> [YOUR TASK]
Give the data below again exactly as it stands. Omit the pictures.

* BEGIN MATERIAL SHOWN *

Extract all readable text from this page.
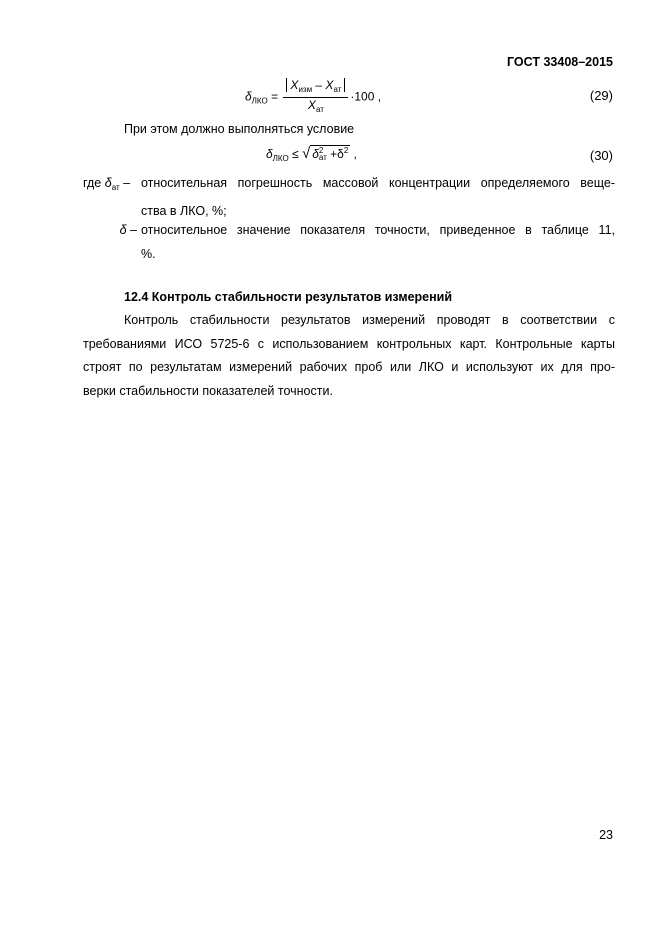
ГОСТ 33408–2015
$\delta_{ЛКО} = \frac{X_{изм} - X_{ат}}{X_{ат}} \cdot 100$ ,	(29)
При этом должно выполняться условие
$\delta_{ЛКО}$ ≤ √ δ 2
ат $+\delta^2$ ,	(30)
где $\delta_{ат}$ – относительная погрешность массовой концентрации определяемого веще-
ства в ЛКО, %;
δ – относительное значение показателя точности, приведенное в таблице 11,
%.
12.4 Контроль стабильности результатов измерений
Контроль стабильности результатов измерений проводят в соответствии с
требованиями ИСО 5725-6 с использованием контрольных карт. Контрольные карты
строят по результатам измерений рабочих проб или ЛКО и используют их для про-
верки стабильности показателей точности.
23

* END MATERIAL SHOWN *

> [RESPONSE TO THE TASK]
Extract all readable text from this page.
ГОСТ 33408–2015
$\delta_{ЛКО} = \frac{X_{изм} - X_{ат}}{X_{ат}} \cdot 100$ ,	(29)
При этом должно выполняться условие
$\delta_{ЛКО}$ ≤ √ δ 2
ат $+\delta^2$ ,	(30)
где $\delta_{ат}$ – относительная погрешность массовой концентрации определяемого веще-
ства в ЛКО, %;
δ – относительное значение показателя точности, приведенное в таблице 11,
%.
12.4 Контроль стабильности результатов измерений
Контроль стабильности результатов измерений проводят в соответствии с
требованиями ИСО 5725-6 с использованием контрольных карт. Контрольные карты
строят по результатам измерений рабочих проб или ЛКО и используют их для про-
верки стабильности показателей точности.
23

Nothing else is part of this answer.